> [Written problem] Extract every record, exactly as written, and ignore the pictures.

==== Exercise data

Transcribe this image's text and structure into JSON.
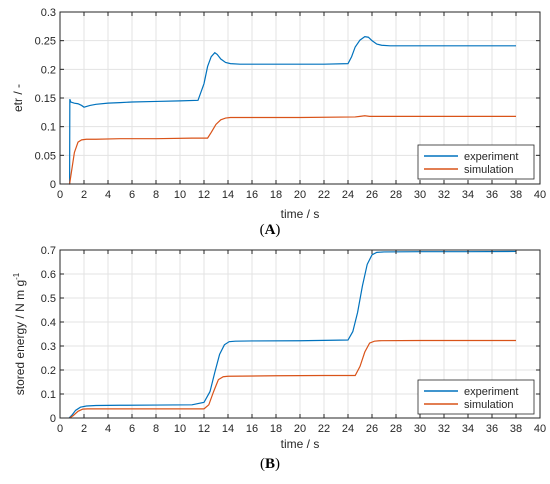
{
  "chart_data": [
    {
      "type": "line",
      "panel_label": "(A)",
      "title": "",
      "xlabel": "time / s",
      "ylabel": "etr / -",
      "ylabel_superscript": "",
      "xlim": [
        0,
        40
      ],
      "ylim": [
        0,
        0.3
      ],
      "x_ticks": [
        0,
        2,
        4,
        6,
        8,
        10,
        12,
        14,
        16,
        18,
        20,
        22,
        24,
        26,
        28,
        30,
        32,
        34,
        36,
        38,
        40
      ],
      "y_ticks": [
        0,
        0.05,
        0.1,
        0.15,
        0.2,
        0.25,
        0.3
      ],
      "y_tick_labels": [
        "0",
        "0.05",
        "0.1",
        "0.15",
        "0.2",
        "0.25",
        "0.3"
      ],
      "grid": true,
      "legend_position": "bottom-right",
      "series": [
        {
          "name": "experiment",
          "color": "#0072BD",
          "x": [
            0.75,
            0.8,
            0.82,
            0.9,
            1.2,
            1.5,
            1.8,
            2.0,
            2.5,
            3,
            4,
            5,
            6,
            8,
            10,
            11.5,
            12.0,
            12.3,
            12.6,
            12.9,
            13.1,
            13.4,
            13.8,
            14.2,
            15,
            18,
            22,
            24.0,
            24.3,
            24.6,
            25.0,
            25.4,
            25.7,
            26.0,
            26.4,
            26.8,
            27.5,
            30,
            34,
            38
          ],
          "y": [
            0,
            0.0,
            0.148,
            0.143,
            0.141,
            0.14,
            0.137,
            0.134,
            0.137,
            0.139,
            0.141,
            0.142,
            0.143,
            0.144,
            0.145,
            0.146,
            0.175,
            0.205,
            0.222,
            0.229,
            0.226,
            0.218,
            0.212,
            0.21,
            0.209,
            0.209,
            0.209,
            0.21,
            0.222,
            0.239,
            0.251,
            0.257,
            0.256,
            0.25,
            0.244,
            0.242,
            0.241,
            0.241,
            0.241,
            0.241
          ]
        },
        {
          "name": "simulation",
          "color": "#D95319",
          "x": [
            0.8,
            1.2,
            1.5,
            1.8,
            2.2,
            3,
            5,
            8,
            11,
            12.3,
            12.6,
            13.0,
            13.4,
            13.8,
            14.2,
            16,
            20,
            24.6,
            25.0,
            25.4,
            25.8,
            26.2,
            30,
            34,
            38
          ],
          "y": [
            0,
            0.055,
            0.073,
            0.077,
            0.078,
            0.078,
            0.079,
            0.079,
            0.08,
            0.08,
            0.09,
            0.104,
            0.112,
            0.115,
            0.116,
            0.116,
            0.116,
            0.117,
            0.118,
            0.119,
            0.118,
            0.118,
            0.118,
            0.118,
            0.118
          ]
        }
      ]
    },
    {
      "type": "line",
      "panel_label": "(B)",
      "title": "",
      "xlabel": "time / s",
      "ylabel": "stored energy /    N m g",
      "ylabel_superscript": "-1",
      "xlim": [
        0,
        40
      ],
      "ylim": [
        0,
        0.7
      ],
      "x_ticks": [
        0,
        2,
        4,
        6,
        8,
        10,
        12,
        14,
        16,
        18,
        20,
        22,
        24,
        26,
        28,
        30,
        32,
        34,
        36,
        38,
        40
      ],
      "y_ticks": [
        0,
        0.1,
        0.2,
        0.3,
        0.4,
        0.5,
        0.6,
        0.7
      ],
      "y_tick_labels": [
        "0",
        "0.1",
        "0.2",
        "0.3",
        "0.4",
        "0.5",
        "0.6",
        "0.7"
      ],
      "grid": true,
      "legend_position": "bottom-right",
      "series": [
        {
          "name": "experiment",
          "color": "#0072BD",
          "x": [
            0.75,
            1.0,
            1.3,
            1.7,
            2.2,
            3,
            5,
            8,
            11,
            12.0,
            12.5,
            12.9,
            13.3,
            13.7,
            14.1,
            14.6,
            16,
            20,
            24.0,
            24.4,
            24.8,
            25.2,
            25.6,
            26.0,
            26.4,
            27,
            30,
            34,
            38
          ],
          "y": [
            0,
            0.012,
            0.032,
            0.045,
            0.05,
            0.052,
            0.053,
            0.054,
            0.055,
            0.065,
            0.11,
            0.19,
            0.265,
            0.305,
            0.318,
            0.32,
            0.321,
            0.322,
            0.325,
            0.36,
            0.44,
            0.55,
            0.64,
            0.68,
            0.69,
            0.692,
            0.693,
            0.693,
            0.694
          ]
        },
        {
          "name": "simulation",
          "color": "#D95319",
          "x": [
            0.8,
            1.1,
            1.5,
            1.9,
            2.3,
            3,
            6,
            9,
            12.0,
            12.4,
            12.8,
            13.2,
            13.6,
            14,
            18,
            22,
            24.6,
            25.0,
            25.4,
            25.8,
            26.2,
            26.6,
            30,
            34,
            38
          ],
          "y": [
            0,
            0.01,
            0.028,
            0.037,
            0.038,
            0.038,
            0.038,
            0.038,
            0.038,
            0.055,
            0.11,
            0.16,
            0.172,
            0.174,
            0.176,
            0.177,
            0.177,
            0.215,
            0.275,
            0.312,
            0.32,
            0.322,
            0.323,
            0.323,
            0.323
          ]
        }
      ]
    }
  ]
}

========

> [Written solution]
Transcribe this image's text and structure into JSON.
{
  "chart_data": [
    {
      "type": "line",
      "panel_label": "(A)",
      "title": "",
      "xlabel": "time / s",
      "ylabel": "etr / -",
      "ylabel_superscript": "",
      "xlim": [
        0,
        40
      ],
      "ylim": [
        0,
        0.3
      ],
      "x_ticks": [
        0,
        2,
        4,
        6,
        8,
        10,
        12,
        14,
        16,
        18,
        20,
        22,
        24,
        26,
        28,
        30,
        32,
        34,
        36,
        38,
        40
      ],
      "y_ticks": [
        0,
        0.05,
        0.1,
        0.15,
        0.2,
        0.25,
        0.3
      ],
      "y_tick_labels": [
        "0",
        "0.05",
        "0.1",
        "0.15",
        "0.2",
        "0.25",
        "0.3"
      ],
      "grid": true,
      "legend_position": "bottom-right",
      "series": [
        {
          "name": "experiment",
          "color": "#0072BD",
          "x": [
            0.75,
            0.8,
            0.82,
            0.9,
            1.2,
            1.5,
            1.8,
            2.0,
            2.5,
            3,
            4,
            5,
            6,
            8,
            10,
            11.5,
            12.0,
            12.3,
            12.6,
            12.9,
            13.1,
            13.4,
            13.8,
            14.2,
            15,
            18,
            22,
            24.0,
            24.3,
            24.6,
            25.0,
            25.4,
            25.7,
            26.0,
            26.4,
            26.8,
            27.5,
            30,
            34,
            38
          ],
          "y": [
            0,
            0.0,
            0.148,
            0.143,
            0.141,
            0.14,
            0.137,
            0.134,
            0.137,
            0.139,
            0.141,
            0.142,
            0.143,
            0.144,
            0.145,
            0.146,
            0.175,
            0.205,
            0.222,
            0.229,
            0.226,
            0.218,
            0.212,
            0.21,
            0.209,
            0.209,
            0.209,
            0.21,
            0.222,
            0.239,
            0.251,
            0.257,
            0.256,
            0.25,
            0.244,
            0.242,
            0.241,
            0.241,
            0.241,
            0.241
          ]
        },
        {
          "name": "simulation",
          "color": "#D95319",
          "x": [
            0.8,
            1.2,
            1.5,
            1.8,
            2.2,
            3,
            5,
            8,
            11,
            12.3,
            12.6,
            13.0,
            13.4,
            13.8,
            14.2,
            16,
            20,
            24.6,
            25.0,
            25.4,
            25.8,
            26.2,
            30,
            34,
            38
          ],
          "y": [
            0,
            0.055,
            0.073,
            0.077,
            0.078,
            0.078,
            0.079,
            0.079,
            0.08,
            0.08,
            0.09,
            0.104,
            0.112,
            0.115,
            0.116,
            0.116,
            0.116,
            0.117,
            0.118,
            0.119,
            0.118,
            0.118,
            0.118,
            0.118,
            0.118
          ]
        }
      ]
    },
    {
      "type": "line",
      "panel_label": "(B)",
      "title": "",
      "xlabel": "time / s",
      "ylabel": "stored energy /    N m g",
      "ylabel_superscript": "-1",
      "xlim": [
        0,
        40
      ],
      "ylim": [
        0,
        0.7
      ],
      "x_ticks": [
        0,
        2,
        4,
        6,
        8,
        10,
        12,
        14,
        16,
        18,
        20,
        22,
        24,
        26,
        28,
        30,
        32,
        34,
        36,
        38,
        40
      ],
      "y_ticks": [
        0,
        0.1,
        0.2,
        0.3,
        0.4,
        0.5,
        0.6,
        0.7
      ],
      "y_tick_labels": [
        "0",
        "0.1",
        "0.2",
        "0.3",
        "0.4",
        "0.5",
        "0.6",
        "0.7"
      ],
      "grid": true,
      "legend_position": "bottom-right",
      "series": [
        {
          "name": "experiment",
          "color": "#0072BD",
          "x": [
            0.75,
            1.0,
            1.3,
            1.7,
            2.2,
            3,
            5,
            8,
            11,
            12.0,
            12.5,
            12.9,
            13.3,
            13.7,
            14.1,
            14.6,
            16,
            20,
            24.0,
            24.4,
            24.8,
            25.2,
            25.6,
            26.0,
            26.4,
            27,
            30,
            34,
            38
          ],
          "y": [
            0,
            0.012,
            0.032,
            0.045,
            0.05,
            0.052,
            0.053,
            0.054,
            0.055,
            0.065,
            0.11,
            0.19,
            0.265,
            0.305,
            0.318,
            0.32,
            0.321,
            0.322,
            0.325,
            0.36,
            0.44,
            0.55,
            0.64,
            0.68,
            0.69,
            0.692,
            0.693,
            0.693,
            0.694
          ]
        },
        {
          "name": "simulation",
          "color": "#D95319",
          "x": [
            0.8,
            1.1,
            1.5,
            1.9,
            2.3,
            3,
            6,
            9,
            12.0,
            12.4,
            12.8,
            13.2,
            13.6,
            14,
            18,
            22,
            24.6,
            25.0,
            25.4,
            25.8,
            26.2,
            26.6,
            30,
            34,
            38
          ],
          "y": [
            0,
            0.01,
            0.028,
            0.037,
            0.038,
            0.038,
            0.038,
            0.038,
            0.038,
            0.055,
            0.11,
            0.16,
            0.172,
            0.174,
            0.176,
            0.177,
            0.177,
            0.215,
            0.275,
            0.312,
            0.32,
            0.322,
            0.323,
            0.323,
            0.323
          ]
        }
      ]
    }
  ]
}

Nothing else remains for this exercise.